_The exercise_. Where a line holds the string "title", return that line.

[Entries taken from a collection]

━━━━━━━━━━━━━━━━━━━━

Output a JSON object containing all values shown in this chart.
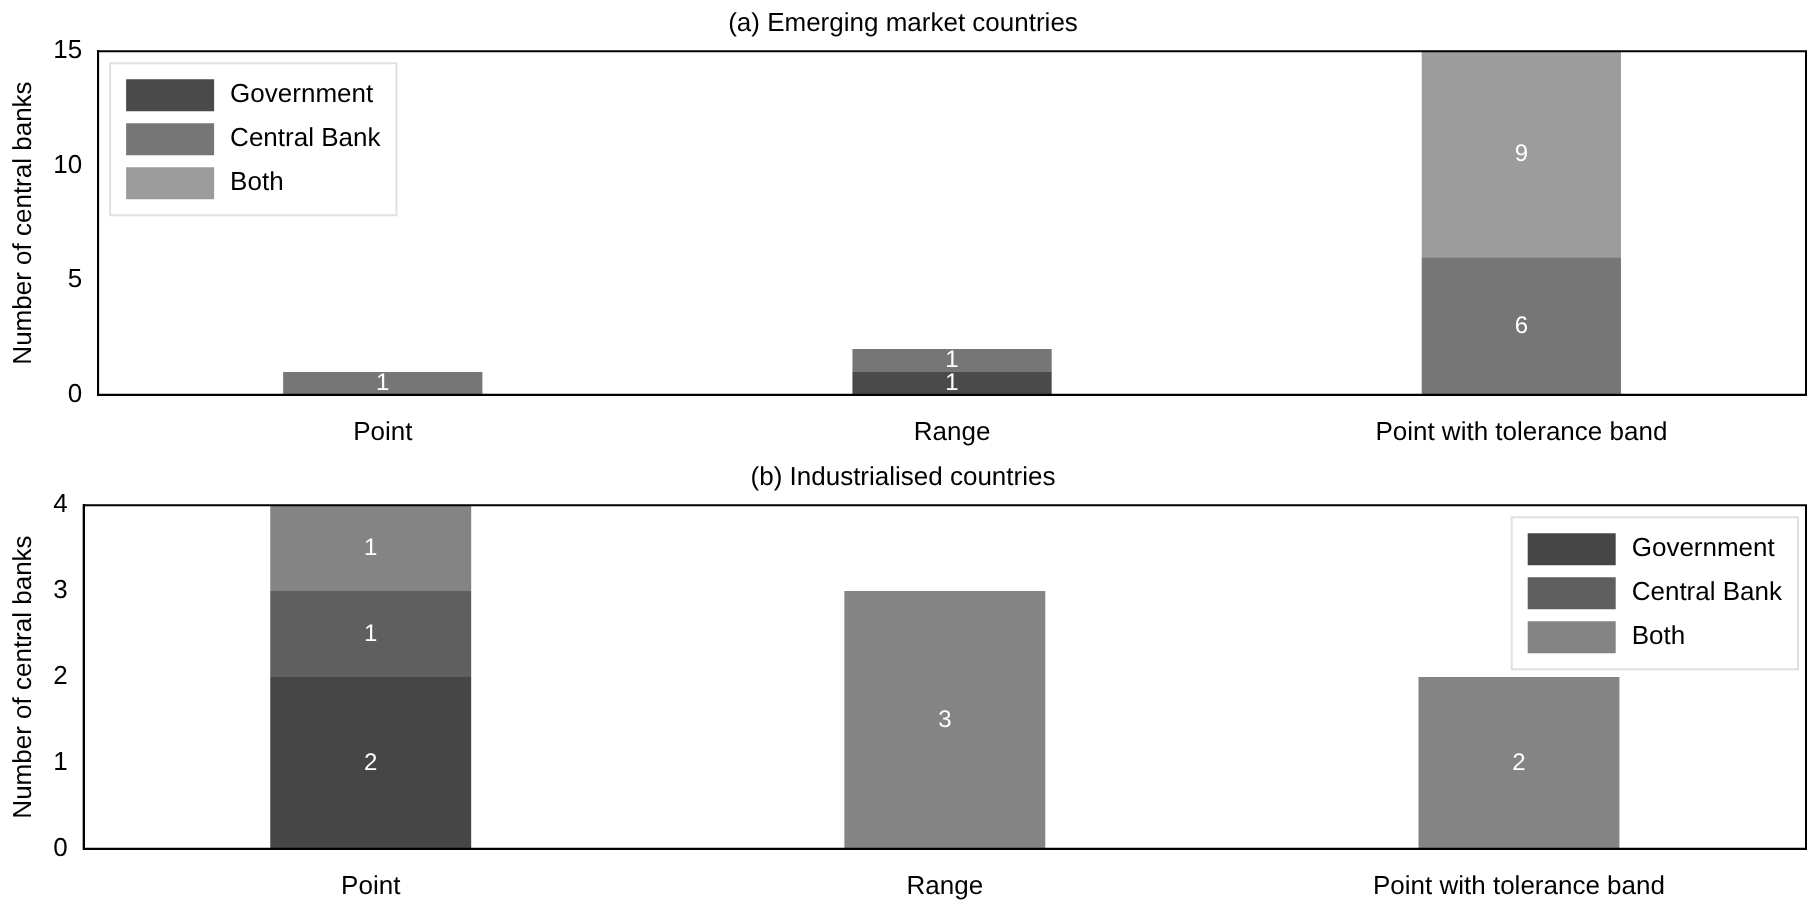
{
  "chart_data": [
    {
      "type": "bar",
      "title": "(a) Emerging market countries",
      "ylabel": "Number of central banks",
      "categories": [
        "Point",
        "Range",
        "Point with tolerance band"
      ],
      "stacked": true,
      "ylim": [
        0,
        15
      ],
      "yticks": [
        0,
        5,
        10,
        15
      ],
      "grid": false,
      "legend": "top left",
      "series": [
        {
          "name": "Government",
          "color": "#4a4a4a",
          "values": [
            0,
            1,
            0
          ],
          "value_labels": [
            null,
            "1",
            null
          ]
        },
        {
          "name": "Central Bank",
          "color": "#767676",
          "values": [
            1,
            1,
            6
          ],
          "value_labels": [
            "1",
            "1",
            "6"
          ]
        },
        {
          "name": "Both",
          "color": "#9c9c9c",
          "values": [
            0,
            0,
            9
          ],
          "value_labels": [
            null,
            null,
            "9"
          ]
        }
      ]
    },
    {
      "type": "bar",
      "title": "(b) Industrialised countries",
      "ylabel": "Number of central banks",
      "categories": [
        "Point",
        "Range",
        "Point with tolerance band"
      ],
      "stacked": true,
      "ylim": [
        0,
        4
      ],
      "yticks": [
        0,
        1,
        2,
        3,
        4
      ],
      "grid": false,
      "legend": "top right",
      "series": [
        {
          "name": "Government",
          "color": "#464646",
          "values": [
            2,
            0,
            0
          ],
          "value_labels": [
            "2",
            null,
            null
          ]
        },
        {
          "name": "Central Bank",
          "color": "#5f5f5f",
          "values": [
            1,
            0,
            0
          ],
          "value_labels": [
            "1",
            null,
            null
          ]
        },
        {
          "name": "Both",
          "color": "#848484",
          "values": [
            1,
            3,
            2
          ],
          "value_labels": [
            "1",
            "3",
            "2"
          ]
        }
      ]
    }
  ]
}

━━━━━━━━━━━━━━━━━━━━

_Exercise output_.
      "title": "(a) Emerging market countries",
      "title": "(b) Industrialised countries",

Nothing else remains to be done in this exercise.